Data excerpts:

+ + + + +

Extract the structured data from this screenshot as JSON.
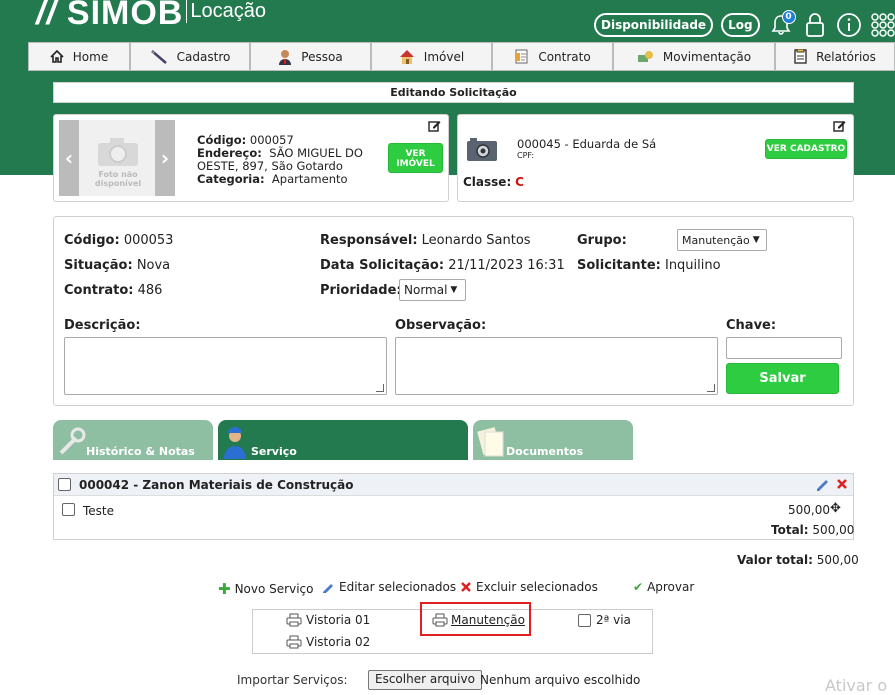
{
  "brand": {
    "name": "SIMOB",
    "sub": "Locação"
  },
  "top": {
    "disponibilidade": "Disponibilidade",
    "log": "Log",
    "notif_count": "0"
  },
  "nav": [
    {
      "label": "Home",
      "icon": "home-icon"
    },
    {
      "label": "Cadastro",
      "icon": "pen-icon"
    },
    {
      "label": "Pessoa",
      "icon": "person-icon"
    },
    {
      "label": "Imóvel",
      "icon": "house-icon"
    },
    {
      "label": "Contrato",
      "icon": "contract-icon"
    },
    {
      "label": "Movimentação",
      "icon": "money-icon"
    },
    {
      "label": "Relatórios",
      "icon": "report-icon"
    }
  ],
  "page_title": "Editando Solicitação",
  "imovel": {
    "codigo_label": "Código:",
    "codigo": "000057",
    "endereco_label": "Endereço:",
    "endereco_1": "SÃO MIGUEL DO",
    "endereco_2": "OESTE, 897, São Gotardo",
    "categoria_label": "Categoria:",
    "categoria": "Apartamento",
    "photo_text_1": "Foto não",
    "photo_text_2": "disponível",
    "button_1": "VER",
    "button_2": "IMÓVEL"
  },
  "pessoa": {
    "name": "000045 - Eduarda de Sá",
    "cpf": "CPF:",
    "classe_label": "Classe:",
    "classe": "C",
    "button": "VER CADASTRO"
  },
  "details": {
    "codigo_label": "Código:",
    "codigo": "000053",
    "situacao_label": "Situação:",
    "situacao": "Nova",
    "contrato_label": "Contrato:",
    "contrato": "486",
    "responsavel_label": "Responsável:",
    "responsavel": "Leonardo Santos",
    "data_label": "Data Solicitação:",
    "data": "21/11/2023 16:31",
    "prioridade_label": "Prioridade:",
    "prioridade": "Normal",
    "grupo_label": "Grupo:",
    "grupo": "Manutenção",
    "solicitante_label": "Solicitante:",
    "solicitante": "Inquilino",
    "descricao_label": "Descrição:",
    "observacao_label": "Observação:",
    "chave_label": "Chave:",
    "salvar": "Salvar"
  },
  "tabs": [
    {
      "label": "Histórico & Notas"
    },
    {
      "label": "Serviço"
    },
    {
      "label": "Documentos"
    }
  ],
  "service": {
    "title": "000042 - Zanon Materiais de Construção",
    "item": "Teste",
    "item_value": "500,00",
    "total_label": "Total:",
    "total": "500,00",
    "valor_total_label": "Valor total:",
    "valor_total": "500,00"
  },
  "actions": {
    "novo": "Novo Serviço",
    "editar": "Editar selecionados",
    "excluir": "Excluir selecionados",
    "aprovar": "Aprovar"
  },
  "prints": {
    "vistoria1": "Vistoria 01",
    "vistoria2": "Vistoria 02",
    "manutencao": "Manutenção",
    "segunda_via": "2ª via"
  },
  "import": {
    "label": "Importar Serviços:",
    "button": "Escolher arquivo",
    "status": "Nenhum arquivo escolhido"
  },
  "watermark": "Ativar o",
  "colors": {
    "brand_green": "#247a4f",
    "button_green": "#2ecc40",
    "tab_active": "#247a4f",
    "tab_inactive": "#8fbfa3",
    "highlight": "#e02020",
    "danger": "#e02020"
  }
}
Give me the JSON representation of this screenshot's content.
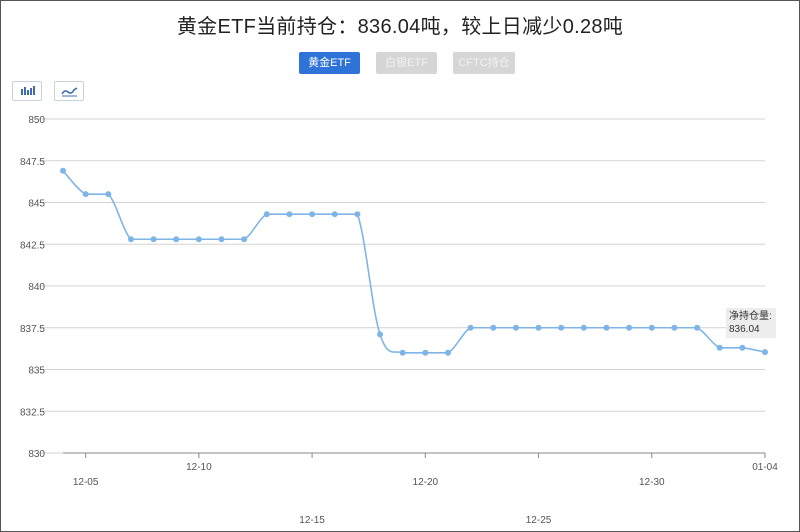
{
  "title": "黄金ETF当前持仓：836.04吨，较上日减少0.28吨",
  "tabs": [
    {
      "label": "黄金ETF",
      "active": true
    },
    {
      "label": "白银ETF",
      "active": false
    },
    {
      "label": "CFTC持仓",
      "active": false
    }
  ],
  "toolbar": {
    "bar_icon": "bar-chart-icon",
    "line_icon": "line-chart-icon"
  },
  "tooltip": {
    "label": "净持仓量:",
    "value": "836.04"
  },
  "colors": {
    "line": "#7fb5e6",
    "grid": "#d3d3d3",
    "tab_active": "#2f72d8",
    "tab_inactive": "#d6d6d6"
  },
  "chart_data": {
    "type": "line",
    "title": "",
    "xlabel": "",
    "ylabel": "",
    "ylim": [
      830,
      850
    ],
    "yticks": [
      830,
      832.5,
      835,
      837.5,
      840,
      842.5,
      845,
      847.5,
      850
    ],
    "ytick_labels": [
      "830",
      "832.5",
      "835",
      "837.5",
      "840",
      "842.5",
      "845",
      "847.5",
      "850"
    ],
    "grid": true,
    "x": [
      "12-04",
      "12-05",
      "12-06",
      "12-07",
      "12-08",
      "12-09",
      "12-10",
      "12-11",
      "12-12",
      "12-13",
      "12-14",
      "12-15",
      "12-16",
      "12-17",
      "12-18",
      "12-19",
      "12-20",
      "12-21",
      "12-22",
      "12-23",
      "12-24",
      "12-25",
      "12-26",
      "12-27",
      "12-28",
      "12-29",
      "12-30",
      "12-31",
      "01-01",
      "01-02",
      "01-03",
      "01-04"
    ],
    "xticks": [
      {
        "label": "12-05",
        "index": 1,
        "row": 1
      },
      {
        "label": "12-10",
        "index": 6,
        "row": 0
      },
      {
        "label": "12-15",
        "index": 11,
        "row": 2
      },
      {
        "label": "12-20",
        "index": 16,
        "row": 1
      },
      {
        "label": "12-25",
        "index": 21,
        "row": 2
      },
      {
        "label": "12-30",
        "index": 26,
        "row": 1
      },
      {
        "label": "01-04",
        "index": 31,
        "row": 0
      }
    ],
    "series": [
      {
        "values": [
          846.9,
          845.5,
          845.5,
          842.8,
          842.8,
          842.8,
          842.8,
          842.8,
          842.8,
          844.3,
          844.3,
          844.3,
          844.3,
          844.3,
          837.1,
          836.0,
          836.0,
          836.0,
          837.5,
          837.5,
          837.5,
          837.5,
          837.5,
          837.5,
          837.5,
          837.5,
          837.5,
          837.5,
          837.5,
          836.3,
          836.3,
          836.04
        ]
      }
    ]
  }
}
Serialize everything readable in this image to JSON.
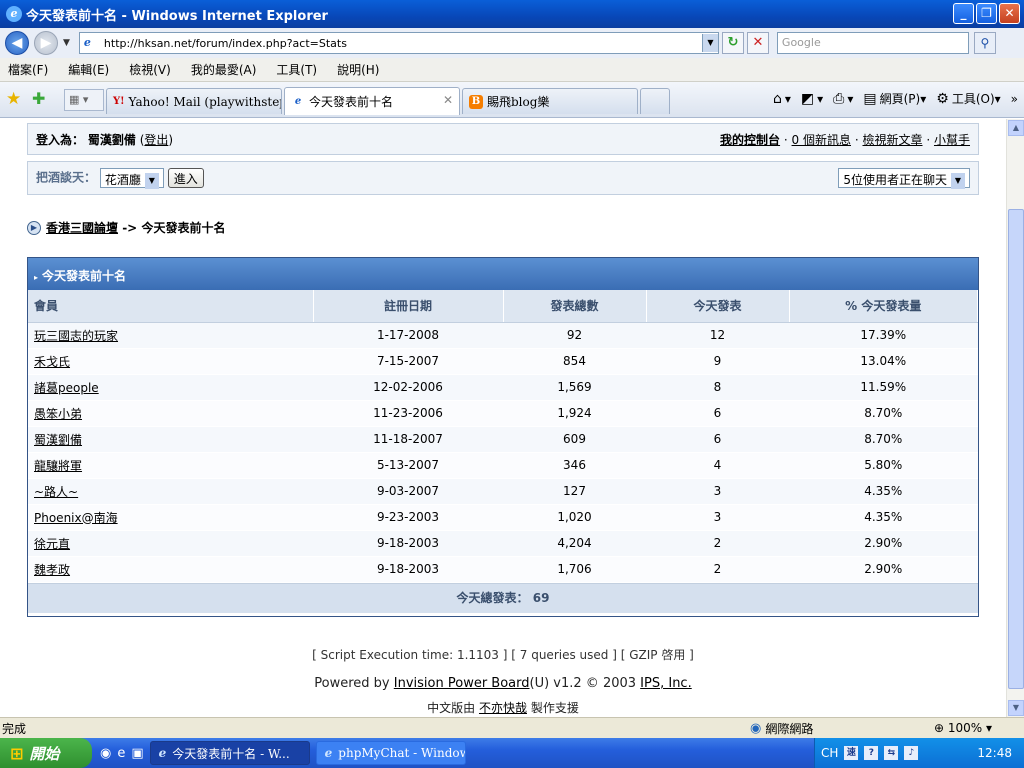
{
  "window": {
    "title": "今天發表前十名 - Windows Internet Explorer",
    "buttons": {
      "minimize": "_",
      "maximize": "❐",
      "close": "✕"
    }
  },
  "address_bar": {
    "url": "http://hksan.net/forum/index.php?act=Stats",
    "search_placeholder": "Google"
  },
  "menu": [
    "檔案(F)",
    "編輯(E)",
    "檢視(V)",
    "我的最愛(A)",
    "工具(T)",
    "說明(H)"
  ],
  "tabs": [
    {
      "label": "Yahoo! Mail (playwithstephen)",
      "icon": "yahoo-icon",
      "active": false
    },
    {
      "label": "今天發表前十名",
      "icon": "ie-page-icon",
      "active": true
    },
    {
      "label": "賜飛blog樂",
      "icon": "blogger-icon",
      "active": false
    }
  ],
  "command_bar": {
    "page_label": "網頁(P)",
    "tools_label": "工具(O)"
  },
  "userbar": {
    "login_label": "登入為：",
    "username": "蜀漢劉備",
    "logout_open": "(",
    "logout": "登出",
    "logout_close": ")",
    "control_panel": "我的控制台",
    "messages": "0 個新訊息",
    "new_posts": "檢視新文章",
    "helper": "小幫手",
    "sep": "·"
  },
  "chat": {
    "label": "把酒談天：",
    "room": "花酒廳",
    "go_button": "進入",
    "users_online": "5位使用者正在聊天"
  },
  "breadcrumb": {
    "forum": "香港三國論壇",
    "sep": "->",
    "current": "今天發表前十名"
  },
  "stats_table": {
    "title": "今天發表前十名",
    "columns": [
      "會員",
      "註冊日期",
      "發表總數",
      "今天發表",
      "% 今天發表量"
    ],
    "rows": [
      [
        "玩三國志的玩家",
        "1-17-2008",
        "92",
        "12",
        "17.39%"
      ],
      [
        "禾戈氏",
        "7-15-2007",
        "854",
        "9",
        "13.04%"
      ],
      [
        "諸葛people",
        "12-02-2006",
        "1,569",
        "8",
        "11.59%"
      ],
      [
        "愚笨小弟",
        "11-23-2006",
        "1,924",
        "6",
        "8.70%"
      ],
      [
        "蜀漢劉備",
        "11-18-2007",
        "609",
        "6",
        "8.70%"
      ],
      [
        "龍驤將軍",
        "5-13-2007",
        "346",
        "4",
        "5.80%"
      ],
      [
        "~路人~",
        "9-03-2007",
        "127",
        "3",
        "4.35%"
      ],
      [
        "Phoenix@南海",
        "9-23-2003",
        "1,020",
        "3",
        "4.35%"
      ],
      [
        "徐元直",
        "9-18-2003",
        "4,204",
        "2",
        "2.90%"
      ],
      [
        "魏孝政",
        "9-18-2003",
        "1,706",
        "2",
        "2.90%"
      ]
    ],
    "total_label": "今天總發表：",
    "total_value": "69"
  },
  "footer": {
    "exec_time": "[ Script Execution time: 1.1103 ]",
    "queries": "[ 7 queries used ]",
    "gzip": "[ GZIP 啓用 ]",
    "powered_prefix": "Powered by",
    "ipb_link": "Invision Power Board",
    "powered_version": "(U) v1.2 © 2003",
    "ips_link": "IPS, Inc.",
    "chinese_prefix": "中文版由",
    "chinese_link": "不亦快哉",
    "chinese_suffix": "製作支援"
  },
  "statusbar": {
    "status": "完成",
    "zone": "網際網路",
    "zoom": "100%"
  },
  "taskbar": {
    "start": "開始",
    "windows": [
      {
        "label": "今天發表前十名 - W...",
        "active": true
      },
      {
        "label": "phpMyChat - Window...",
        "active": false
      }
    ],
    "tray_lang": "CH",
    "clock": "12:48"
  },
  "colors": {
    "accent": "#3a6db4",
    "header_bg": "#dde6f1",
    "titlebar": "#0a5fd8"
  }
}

+ + + + +

# SET EXERCISE
List every line from the entries above in which "今天發表前十名" appears.

# WRITTEN RESPONSE
    "title": "今天發表前十名 - Windows Internet Explorer",
      "label": "今天發表前十名",
    "current": "今天發表前十名"
    "title": "今天發表前十名",
        "label": "今天發表前十名 - W...",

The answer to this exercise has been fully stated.